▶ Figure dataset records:
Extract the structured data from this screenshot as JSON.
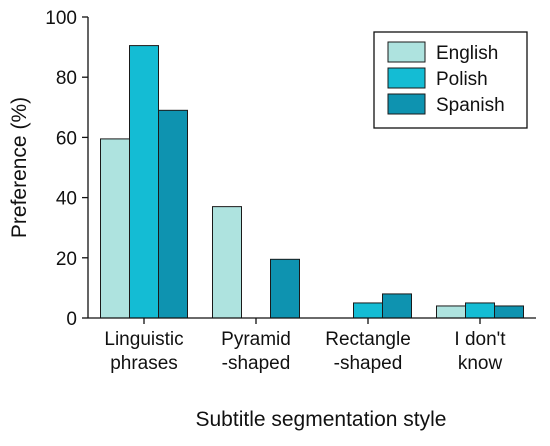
{
  "chart_data": {
    "type": "bar",
    "title": "",
    "xlabel": "Subtitle segmentation style",
    "ylabel": "Preference (%)",
    "ylim": [
      0,
      100
    ],
    "yticks": [
      0,
      20,
      40,
      60,
      80,
      100
    ],
    "grid": false,
    "legend_position": "top-right",
    "categories": [
      [
        "Linguistic",
        "phrases"
      ],
      [
        "Pyramid",
        "-shaped"
      ],
      [
        "Rectangle",
        "-shaped"
      ],
      [
        "I don't",
        "know"
      ]
    ],
    "series": [
      {
        "name": "English",
        "color": "#aee3df",
        "values": [
          59.5,
          37,
          0,
          4
        ]
      },
      {
        "name": "Polish",
        "color": "#14bcd4",
        "values": [
          90.5,
          0,
          5,
          5
        ]
      },
      {
        "name": "Spanish",
        "color": "#0e93b0",
        "values": [
          69,
          19.5,
          8,
          4
        ]
      }
    ]
  }
}
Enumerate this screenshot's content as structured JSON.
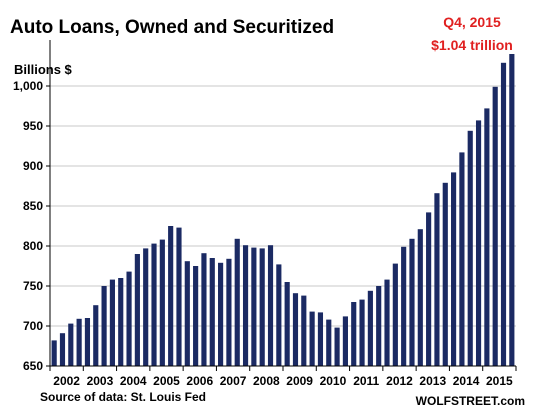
{
  "chart_data": {
    "type": "bar",
    "title": "Auto Loans, Owned and Securitized",
    "ylabel": "Billions $",
    "callout": {
      "line1": "Q4, 2015",
      "line2": "$1.04 trillion"
    },
    "source": "Source of data: St. Louis Fed",
    "watermark": "WOLFSTREET.com",
    "ylim": [
      650,
      1045
    ],
    "yticks": [
      650,
      700,
      750,
      800,
      850,
      900,
      950,
      1000
    ],
    "ytick_labels": [
      "650",
      "700",
      "750",
      "800",
      "850",
      "900",
      "950",
      "1,000"
    ],
    "year_labels": [
      "2002",
      "2003",
      "2004",
      "2005",
      "2006",
      "2007",
      "2008",
      "2009",
      "2010",
      "2011",
      "2012",
      "2013",
      "2014",
      "2015"
    ],
    "start_year": 2002,
    "values": [
      682,
      691,
      703,
      709,
      710,
      726,
      750,
      758,
      760,
      768,
      790,
      797,
      803,
      808,
      825,
      823,
      781,
      775,
      791,
      785,
      779,
      784,
      809,
      801,
      798,
      797,
      801,
      777,
      755,
      741,
      738,
      718,
      717,
      708,
      698,
      712,
      730,
      733,
      744,
      750,
      758,
      778,
      799,
      809,
      821,
      842,
      866,
      879,
      892,
      917,
      944,
      957,
      972,
      999,
      1029,
      1040
    ],
    "bar_color": "#1b2a63",
    "grid": true,
    "callout_color": "#e02020"
  }
}
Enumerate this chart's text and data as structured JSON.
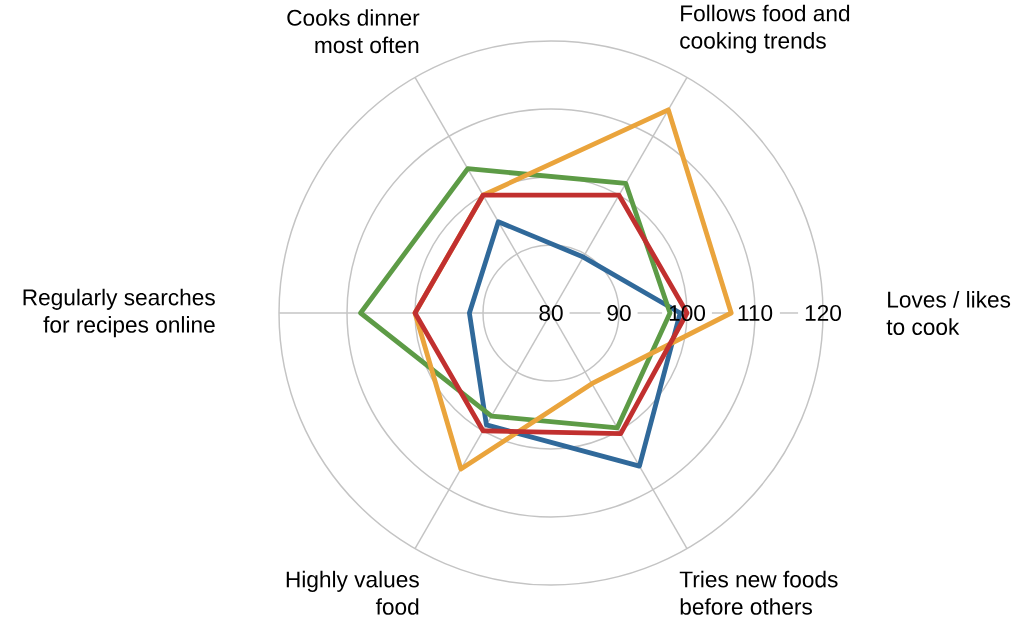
{
  "chart_data": {
    "type": "radar",
    "categories": [
      "Follows food and cooking trends",
      "Loves / likes to cook",
      "Tries new foods before others",
      "Highly values food",
      "Regularly searches for recipes online",
      "Cooks dinner most often"
    ],
    "series": [
      {
        "color": "#30699a",
        "values": [
          89.5,
          99,
          106,
          99,
          92,
          95.5
        ]
      },
      {
        "color": "#5d9b46",
        "values": [
          102,
          97.5,
          99.5,
          97.5,
          108,
          104.5
        ]
      },
      {
        "color": "#eaa43c",
        "values": [
          114.5,
          106.5,
          92,
          106.5,
          100,
          100
        ]
      },
      {
        "color": "#c1302f",
        "values": [
          100,
          100,
          100.5,
          100,
          100,
          100
        ]
      }
    ],
    "ylim": [
      80,
      120
    ],
    "yticks": [
      80,
      90,
      100,
      110,
      120
    ],
    "grid": true
  }
}
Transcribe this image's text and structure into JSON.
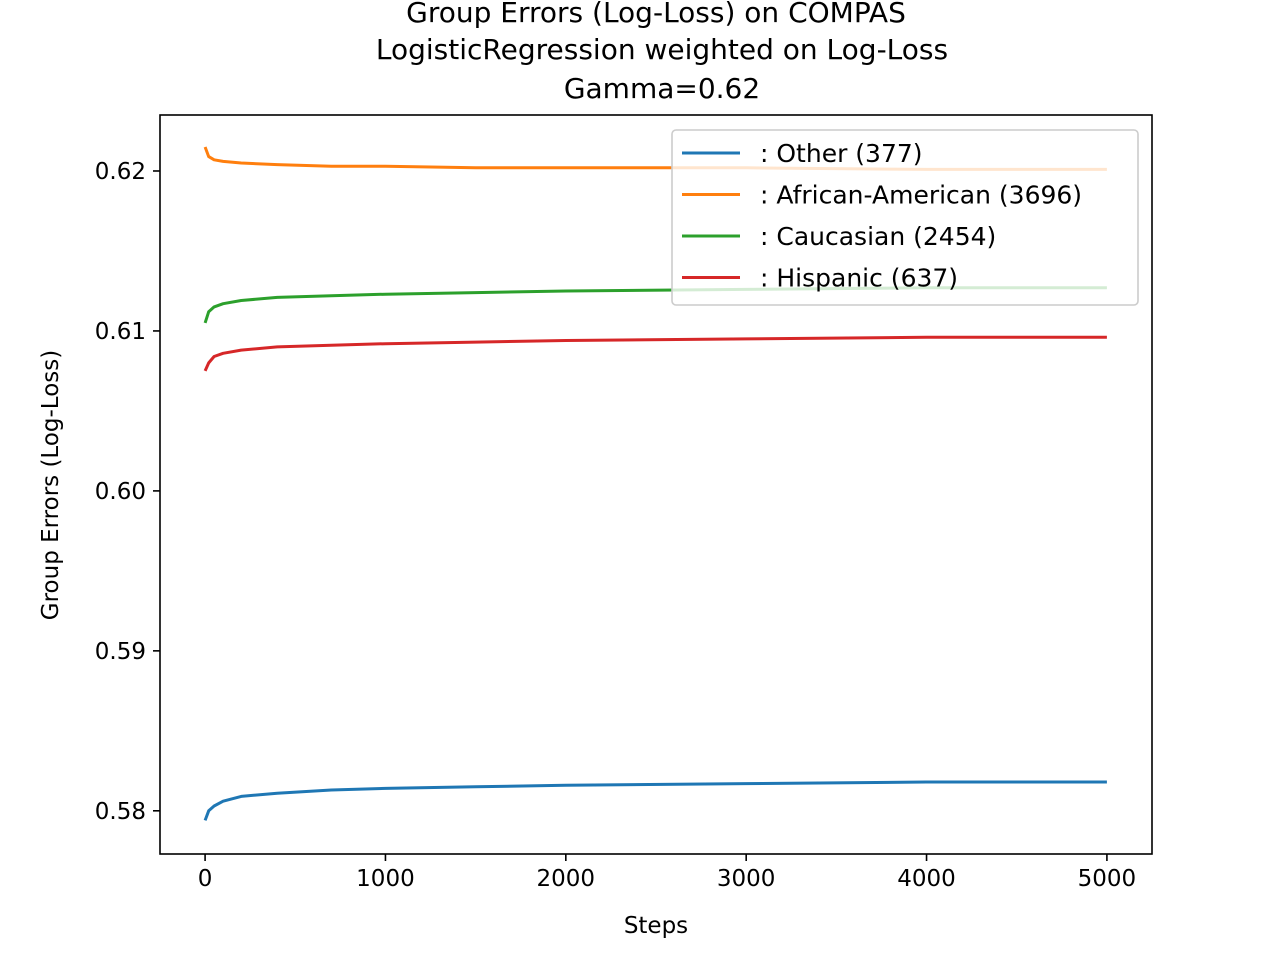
{
  "chart_data": {
    "type": "line",
    "title_lines": [
      "Group Errors (Log-Loss) on COMPAS",
      "LogisticRegression weighted on Log-Loss",
      "Gamma=0.62"
    ],
    "xlabel": "Steps",
    "ylabel": "Group Errors (Log-Loss)",
    "xlim": [
      -250,
      5250
    ],
    "ylim": [
      0.5773,
      0.6235
    ],
    "xticks": [
      0,
      1000,
      2000,
      3000,
      4000,
      5000
    ],
    "xtick_labels": [
      "0",
      "1000",
      "2000",
      "3000",
      "4000",
      "5000"
    ],
    "yticks": [
      0.58,
      0.59,
      0.6,
      0.61,
      0.62
    ],
    "ytick_labels": [
      "0.58",
      "0.59",
      "0.60",
      "0.61",
      "0.62"
    ],
    "grid": false,
    "legend_position": "upper-right",
    "series": [
      {
        "name": ": Other  (377)",
        "color": "#1f77b4",
        "x": [
          0,
          20,
          50,
          100,
          200,
          400,
          700,
          1000,
          1500,
          2000,
          3000,
          4000,
          5000
        ],
        "y": [
          0.5794,
          0.58,
          0.5803,
          0.5806,
          0.5809,
          0.5811,
          0.5813,
          0.5814,
          0.5815,
          0.5816,
          0.5817,
          0.5818,
          0.5818
        ]
      },
      {
        "name": ": African-American  (3696)",
        "color": "#ff7f0e",
        "x": [
          0,
          20,
          50,
          100,
          200,
          400,
          700,
          1000,
          1500,
          2000,
          3000,
          4000,
          5000
        ],
        "y": [
          0.6215,
          0.6209,
          0.6207,
          0.6206,
          0.6205,
          0.6204,
          0.6203,
          0.6203,
          0.6202,
          0.6202,
          0.6202,
          0.6201,
          0.6201
        ]
      },
      {
        "name": ": Caucasian  (2454)",
        "color": "#2ca02c",
        "x": [
          0,
          20,
          50,
          100,
          200,
          400,
          700,
          1000,
          1500,
          2000,
          3000,
          4000,
          5000
        ],
        "y": [
          0.6105,
          0.6112,
          0.6115,
          0.6117,
          0.6119,
          0.6121,
          0.6122,
          0.6123,
          0.6124,
          0.6125,
          0.6126,
          0.6127,
          0.6127
        ]
      },
      {
        "name": ": Hispanic  (637)",
        "color": "#d62728",
        "x": [
          0,
          20,
          50,
          100,
          200,
          400,
          700,
          1000,
          1500,
          2000,
          3000,
          4000,
          5000
        ],
        "y": [
          0.6075,
          0.608,
          0.6084,
          0.6086,
          0.6088,
          0.609,
          0.6091,
          0.6092,
          0.6093,
          0.6094,
          0.6095,
          0.6096,
          0.6096
        ]
      }
    ]
  }
}
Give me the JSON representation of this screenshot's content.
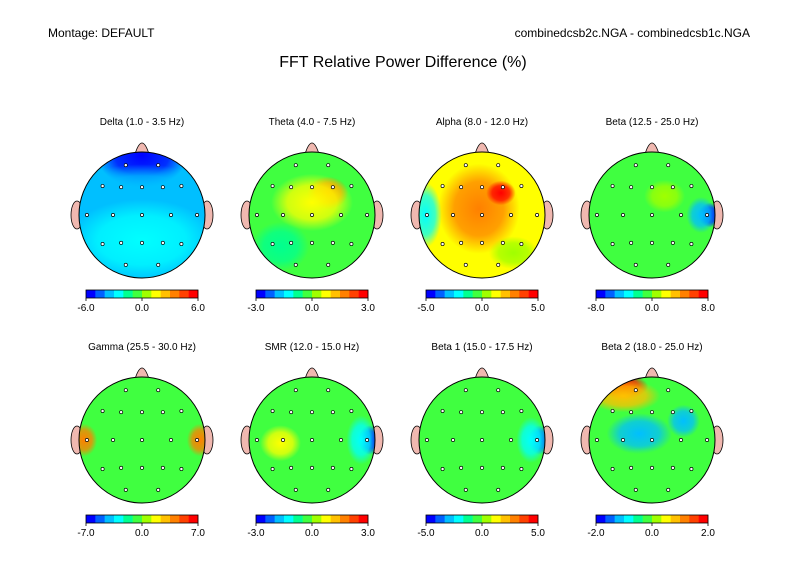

▶ SET EXERCISE: Scan the listing above and identify each line holding the string "JSON"; copy every such line.

▶ RIGHT ANSWER:
Extract the structured data from this screenshot as JSON.
Enumerate this screenshot's content as structured JSON.
Enumerate this chart's text and data as structured JSON.
Transcribe this image's text and structure into JSON.
Give me the JSON representation of this screenshot's content.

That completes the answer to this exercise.